Transcribe the listing word for word.

--- START OF Extracted material ---

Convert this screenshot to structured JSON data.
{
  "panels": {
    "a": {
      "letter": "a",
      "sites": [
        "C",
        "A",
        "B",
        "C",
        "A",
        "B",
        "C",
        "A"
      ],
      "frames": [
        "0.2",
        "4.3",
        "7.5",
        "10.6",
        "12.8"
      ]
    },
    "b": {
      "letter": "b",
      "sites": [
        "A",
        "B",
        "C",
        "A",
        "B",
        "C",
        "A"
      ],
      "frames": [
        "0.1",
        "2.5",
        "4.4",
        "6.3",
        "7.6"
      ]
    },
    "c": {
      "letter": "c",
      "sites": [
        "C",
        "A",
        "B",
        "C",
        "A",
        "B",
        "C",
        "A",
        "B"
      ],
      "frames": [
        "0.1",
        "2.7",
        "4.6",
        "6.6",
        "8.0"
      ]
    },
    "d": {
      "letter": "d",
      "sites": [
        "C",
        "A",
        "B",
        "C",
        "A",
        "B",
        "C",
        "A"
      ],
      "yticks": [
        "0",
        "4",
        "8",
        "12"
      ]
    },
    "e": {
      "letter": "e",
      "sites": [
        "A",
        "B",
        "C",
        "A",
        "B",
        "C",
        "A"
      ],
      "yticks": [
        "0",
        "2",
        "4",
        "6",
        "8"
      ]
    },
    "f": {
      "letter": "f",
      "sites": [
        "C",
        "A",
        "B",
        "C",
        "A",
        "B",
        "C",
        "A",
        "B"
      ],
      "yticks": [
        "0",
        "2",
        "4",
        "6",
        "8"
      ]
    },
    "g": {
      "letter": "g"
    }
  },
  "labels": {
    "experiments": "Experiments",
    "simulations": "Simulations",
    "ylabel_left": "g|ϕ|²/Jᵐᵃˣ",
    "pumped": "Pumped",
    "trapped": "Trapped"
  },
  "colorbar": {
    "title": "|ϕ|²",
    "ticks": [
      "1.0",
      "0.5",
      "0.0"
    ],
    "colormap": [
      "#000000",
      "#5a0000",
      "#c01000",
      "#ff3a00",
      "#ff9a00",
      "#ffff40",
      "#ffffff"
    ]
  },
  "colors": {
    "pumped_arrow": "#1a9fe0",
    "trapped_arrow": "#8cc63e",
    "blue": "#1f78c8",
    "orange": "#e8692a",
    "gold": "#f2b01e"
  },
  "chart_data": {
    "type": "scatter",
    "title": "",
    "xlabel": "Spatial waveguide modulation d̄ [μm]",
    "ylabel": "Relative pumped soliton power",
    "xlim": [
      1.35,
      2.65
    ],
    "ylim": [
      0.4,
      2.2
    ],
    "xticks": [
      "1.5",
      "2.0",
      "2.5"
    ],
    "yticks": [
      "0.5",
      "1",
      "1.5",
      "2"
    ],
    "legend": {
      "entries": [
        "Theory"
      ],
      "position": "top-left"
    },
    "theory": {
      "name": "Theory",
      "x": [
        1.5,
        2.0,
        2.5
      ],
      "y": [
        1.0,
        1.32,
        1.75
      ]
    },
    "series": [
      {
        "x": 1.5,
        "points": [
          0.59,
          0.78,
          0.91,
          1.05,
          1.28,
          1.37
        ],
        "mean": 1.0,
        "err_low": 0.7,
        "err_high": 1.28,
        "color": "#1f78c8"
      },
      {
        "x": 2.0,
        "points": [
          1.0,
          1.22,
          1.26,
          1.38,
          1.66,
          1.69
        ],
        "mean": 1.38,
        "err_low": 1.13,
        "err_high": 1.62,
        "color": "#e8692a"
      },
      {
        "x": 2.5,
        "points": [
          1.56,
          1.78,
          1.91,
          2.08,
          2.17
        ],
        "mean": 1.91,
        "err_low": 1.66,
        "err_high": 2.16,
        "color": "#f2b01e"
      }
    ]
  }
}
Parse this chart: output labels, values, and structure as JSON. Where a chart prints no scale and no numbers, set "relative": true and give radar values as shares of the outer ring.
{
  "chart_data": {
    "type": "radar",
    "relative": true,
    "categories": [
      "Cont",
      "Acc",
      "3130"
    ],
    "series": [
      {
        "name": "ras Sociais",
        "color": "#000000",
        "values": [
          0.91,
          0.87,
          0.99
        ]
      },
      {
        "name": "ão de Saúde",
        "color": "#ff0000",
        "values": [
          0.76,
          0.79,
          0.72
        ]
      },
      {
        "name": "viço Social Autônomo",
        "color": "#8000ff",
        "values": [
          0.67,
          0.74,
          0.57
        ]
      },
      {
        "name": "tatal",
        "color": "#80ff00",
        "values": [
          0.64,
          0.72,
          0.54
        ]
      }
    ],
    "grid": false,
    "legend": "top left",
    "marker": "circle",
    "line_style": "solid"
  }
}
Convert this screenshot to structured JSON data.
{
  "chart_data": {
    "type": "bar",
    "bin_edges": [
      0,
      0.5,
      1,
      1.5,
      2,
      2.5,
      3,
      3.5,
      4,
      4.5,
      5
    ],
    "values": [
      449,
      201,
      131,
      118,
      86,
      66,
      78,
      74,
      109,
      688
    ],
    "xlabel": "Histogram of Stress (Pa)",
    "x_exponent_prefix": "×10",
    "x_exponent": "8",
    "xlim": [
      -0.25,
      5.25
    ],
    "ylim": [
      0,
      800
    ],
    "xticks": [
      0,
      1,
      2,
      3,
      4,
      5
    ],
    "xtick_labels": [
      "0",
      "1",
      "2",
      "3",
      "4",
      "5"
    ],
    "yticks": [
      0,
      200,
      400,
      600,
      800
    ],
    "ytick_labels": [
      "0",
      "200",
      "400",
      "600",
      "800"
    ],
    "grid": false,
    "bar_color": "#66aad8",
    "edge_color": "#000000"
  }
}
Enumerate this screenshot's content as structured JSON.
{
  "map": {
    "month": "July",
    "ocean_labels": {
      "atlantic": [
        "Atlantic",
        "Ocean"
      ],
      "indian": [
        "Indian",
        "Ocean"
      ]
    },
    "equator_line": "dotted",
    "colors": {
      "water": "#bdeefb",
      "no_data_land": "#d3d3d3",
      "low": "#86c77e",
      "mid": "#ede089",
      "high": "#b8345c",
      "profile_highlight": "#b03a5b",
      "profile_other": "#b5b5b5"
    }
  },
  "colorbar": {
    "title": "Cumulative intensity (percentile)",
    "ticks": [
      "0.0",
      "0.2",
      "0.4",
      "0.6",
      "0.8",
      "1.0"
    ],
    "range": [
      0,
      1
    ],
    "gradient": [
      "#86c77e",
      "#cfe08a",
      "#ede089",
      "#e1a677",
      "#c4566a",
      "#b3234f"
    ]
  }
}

--- END OF Extracted material ---

Result for this task:
Convert this screenshot to structured JSON data.
{
  "panels": {
    "a": {
      "letter": "a",
      "sites": [
        "C",
        "A",
        "B",
        "C",
        "A",
        "B",
        "C",
        "A"
      ],
      "frames": [
        "0.2",
        "4.3",
        "7.5",
        "10.6",
        "12.8"
      ]
    },
    "b": {
      "letter": "b",
      "sites": [
        "A",
        "B",
        "C",
        "A",
        "B",
        "C",
        "A"
      ],
      "frames": [
        "0.1",
        "2.5",
        "4.4",
        "6.3",
        "7.6"
      ]
    },
    "c": {
      "letter": "c",
      "sites": [
        "C",
        "A",
        "B",
        "C",
        "A",
        "B",
        "C",
        "A",
        "B"
      ],
      "frames": [
        "0.1",
        "2.7",
        "4.6",
        "6.6",
        "8.0"
      ]
    },
    "d": {
      "letter": "d",
      "sites": [
        "C",
        "A",
        "B",
        "C",
        "A",
        "B",
        "C",
        "A"
      ],
      "yticks": [
        "0",
        "4",
        "8",
        "12"
      ]
    },
    "e": {
      "letter": "e",
      "sites": [
        "A",
        "B",
        "C",
        "A",
        "B",
        "C",
        "A"
      ],
      "yticks": [
        "0",
        "2",
        "4",
        "6",
        "8"
      ]
    },
    "f": {
      "letter": "f",
      "sites": [
        "C",
        "A",
        "B",
        "C",
        "A",
        "B",
        "C",
        "A",
        "B"
      ],
      "yticks": [
        "0",
        "2",
        "4",
        "6",
        "8"
      ]
    },
    "g": {
      "letter": "g"
    }
  },
  "labels": {
    "experiments": "Experiments",
    "simulations": "Simulations",
    "ylabel_left": "g|ϕ|²/Jᵐᵃˣ",
    "pumped": "Pumped",
    "trapped": "Trapped"
  },
  "colorbar": {
    "title": "|ϕ|²",
    "ticks": [
      "1.0",
      "0.5",
      "0.0"
    ],
    "colormap": [
      "#000000",
      "#5a0000",
      "#c01000",
      "#ff3a00",
      "#ff9a00",
      "#ffff40",
      "#ffffff"
    ]
  },
  "colors": {
    "pumped_arrow": "#1a9fe0",
    "trapped_arrow": "#8cc63e",
    "blue": "#1f78c8",
    "orange": "#e8692a",
    "gold": "#f2b01e"
  },
  "chart_data": {
    "type": "scatter",
    "title": "",
    "xlabel": "Spatial waveguide modulation d̄ [μm]",
    "ylabel": "Relative pumped soliton power",
    "xlim": [
      1.35,
      2.65
    ],
    "ylim": [
      0.4,
      2.2
    ],
    "xticks": [
      "1.5",
      "2.0",
      "2.5"
    ],
    "yticks": [
      "0.5",
      "1",
      "1.5",
      "2"
    ],
    "legend": {
      "entries": [
        "Theory"
      ],
      "position": "top-left"
    },
    "theory": {
      "name": "Theory",
      "x": [
        1.5,
        2.0,
        2.5
      ],
      "y": [
        1.0,
        1.32,
        1.75
      ]
    },
    "series": [
      {
        "x": 1.5,
        "points": [
          0.59,
          0.78,
          0.91,
          1.05,
          1.28,
          1.37
        ],
        "mean": 1.0,
        "err_low": 0.7,
        "err_high": 1.28,
        "color": "#1f78c8"
      },
      {
        "x": 2.0,
        "points": [
          1.0,
          1.22,
          1.26,
          1.38,
          1.66,
          1.69
        ],
        "mean": 1.38,
        "err_low": 1.13,
        "err_high": 1.62,
        "color": "#e8692a"
      },
      {
        "x": 2.5,
        "points": [
          1.56,
          1.78,
          1.91,
          2.08,
          2.17
        ],
        "mean": 1.91,
        "err_low": 1.66,
        "err_high": 2.16,
        "color": "#f2b01e"
      }
    ]
  }
}
Parse this chart: output labels, values, and structure as JSON. Where a chart prints no scale and no numbers, set "relative": true and give radar values as shares of the outer ring.
{
  "chart_data": {
    "type": "radar",
    "relative": true,
    "categories": [
      "Cont",
      "Acc",
      "3130"
    ],
    "series": [
      {
        "name": "ras Sociais",
        "color": "#000000",
        "values": [
          0.91,
          0.87,
          0.99
        ]
      },
      {
        "name": "ão de Saúde",
        "color": "#ff0000",
        "values": [
          0.76,
          0.79,
          0.72
        ]
      },
      {
        "name": "viço Social Autônomo",
        "color": "#8000ff",
        "values": [
          0.67,
          0.74,
          0.57
        ]
      },
      {
        "name": "tatal",
        "color": "#80ff00",
        "values": [
          0.64,
          0.72,
          0.54
        ]
      }
    ],
    "grid": false,
    "legend": "top left",
    "marker": "circle",
    "line_style": "solid"
  }
}
Convert this screenshot to structured JSON data.
{
  "chart_data": {
    "type": "bar",
    "bin_edges": [
      0,
      0.5,
      1,
      1.5,
      2,
      2.5,
      3,
      3.5,
      4,
      4.5,
      5
    ],
    "values": [
      449,
      201,
      131,
      118,
      86,
      66,
      78,
      74,
      109,
      688
    ],
    "xlabel": "Histogram of Stress (Pa)",
    "x_exponent_prefix": "×10",
    "x_exponent": "8",
    "xlim": [
      -0.25,
      5.25
    ],
    "ylim": [
      0,
      800
    ],
    "xticks": [
      0,
      1,
      2,
      3,
      4,
      5
    ],
    "xtick_labels": [
      "0",
      "1",
      "2",
      "3",
      "4",
      "5"
    ],
    "yticks": [
      0,
      200,
      400,
      600,
      800
    ],
    "ytick_labels": [
      "0",
      "200",
      "400",
      "600",
      "800"
    ],
    "grid": false,
    "bar_color": "#66aad8",
    "edge_color": "#000000"
  }
}
Enumerate this screenshot's content as structured JSON.
{
  "map": {
    "month": "July",
    "ocean_labels": {
      "atlantic": [
        "Atlantic",
        "Ocean"
      ],
      "indian": [
        "Indian",
        "Ocean"
      ]
    },
    "equator_line": "dotted",
    "colors": {
      "water": "#bdeefb",
      "no_data_land": "#d3d3d3",
      "low": "#86c77e",
      "mid": "#ede089",
      "high": "#b8345c",
      "profile_highlight": "#b03a5b",
      "profile_other": "#b5b5b5"
    }
  },
  "colorbar": {
    "title": "Cumulative intensity (percentile)",
    "ticks": [
      "0.0",
      "0.2",
      "0.4",
      "0.6",
      "0.8",
      "1.0"
    ],
    "range": [
      0,
      1
    ],
    "gradient": [
      "#86c77e",
      "#cfe08a",
      "#ede089",
      "#e1a677",
      "#c4566a",
      "#b3234f"
    ]
  }
}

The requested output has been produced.